Job >> Omit images. Retype all entries verbatim.

======== Raw records ========

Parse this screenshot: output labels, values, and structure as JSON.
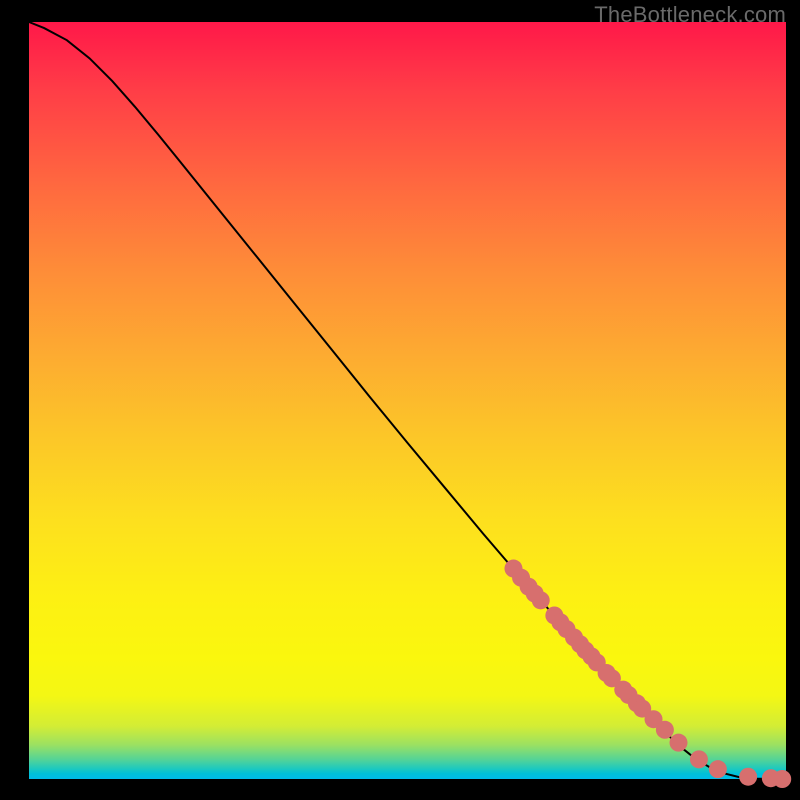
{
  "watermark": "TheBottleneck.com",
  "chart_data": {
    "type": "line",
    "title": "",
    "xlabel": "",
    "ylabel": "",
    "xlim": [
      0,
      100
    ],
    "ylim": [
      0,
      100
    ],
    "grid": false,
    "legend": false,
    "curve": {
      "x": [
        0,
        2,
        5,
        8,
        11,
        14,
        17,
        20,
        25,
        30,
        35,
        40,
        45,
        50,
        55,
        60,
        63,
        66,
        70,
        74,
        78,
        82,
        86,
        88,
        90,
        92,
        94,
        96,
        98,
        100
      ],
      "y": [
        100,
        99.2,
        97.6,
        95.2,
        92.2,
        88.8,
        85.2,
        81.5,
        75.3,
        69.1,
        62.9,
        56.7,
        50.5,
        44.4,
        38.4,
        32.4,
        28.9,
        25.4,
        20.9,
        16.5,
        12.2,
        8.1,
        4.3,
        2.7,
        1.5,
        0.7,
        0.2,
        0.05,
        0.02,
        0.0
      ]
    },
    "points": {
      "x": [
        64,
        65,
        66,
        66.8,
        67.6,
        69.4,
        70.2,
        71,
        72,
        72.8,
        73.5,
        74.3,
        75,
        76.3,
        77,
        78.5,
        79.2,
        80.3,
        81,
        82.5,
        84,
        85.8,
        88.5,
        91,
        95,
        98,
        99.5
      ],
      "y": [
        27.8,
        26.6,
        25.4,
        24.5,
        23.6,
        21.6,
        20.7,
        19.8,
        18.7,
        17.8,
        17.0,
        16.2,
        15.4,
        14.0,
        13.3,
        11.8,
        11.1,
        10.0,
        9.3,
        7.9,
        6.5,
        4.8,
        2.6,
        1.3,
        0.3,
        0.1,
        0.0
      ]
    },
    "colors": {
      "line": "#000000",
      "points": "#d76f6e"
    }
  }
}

========

Solution to this task >>
Parse this screenshot: output labels, values, and structure as JSON.
{
  "watermark": "TheBottleneck.com",
  "chart_data": {
    "type": "line",
    "title": "",
    "xlabel": "",
    "ylabel": "",
    "xlim": [
      0,
      100
    ],
    "ylim": [
      0,
      100
    ],
    "grid": false,
    "legend": false,
    "curve": {
      "x": [
        0,
        2,
        5,
        8,
        11,
        14,
        17,
        20,
        25,
        30,
        35,
        40,
        45,
        50,
        55,
        60,
        63,
        66,
        70,
        74,
        78,
        82,
        86,
        88,
        90,
        92,
        94,
        96,
        98,
        100
      ],
      "y": [
        100,
        99.2,
        97.6,
        95.2,
        92.2,
        88.8,
        85.2,
        81.5,
        75.3,
        69.1,
        62.9,
        56.7,
        50.5,
        44.4,
        38.4,
        32.4,
        28.9,
        25.4,
        20.9,
        16.5,
        12.2,
        8.1,
        4.3,
        2.7,
        1.5,
        0.7,
        0.2,
        0.05,
        0.02,
        0.0
      ]
    },
    "points": {
      "x": [
        64,
        65,
        66,
        66.8,
        67.6,
        69.4,
        70.2,
        71,
        72,
        72.8,
        73.5,
        74.3,
        75,
        76.3,
        77,
        78.5,
        79.2,
        80.3,
        81,
        82.5,
        84,
        85.8,
        88.5,
        91,
        95,
        98,
        99.5
      ],
      "y": [
        27.8,
        26.6,
        25.4,
        24.5,
        23.6,
        21.6,
        20.7,
        19.8,
        18.7,
        17.8,
        17.0,
        16.2,
        15.4,
        14.0,
        13.3,
        11.8,
        11.1,
        10.0,
        9.3,
        7.9,
        6.5,
        4.8,
        2.6,
        1.3,
        0.3,
        0.1,
        0.0
      ]
    },
    "colors": {
      "line": "#000000",
      "points": "#d76f6e"
    }
  }
}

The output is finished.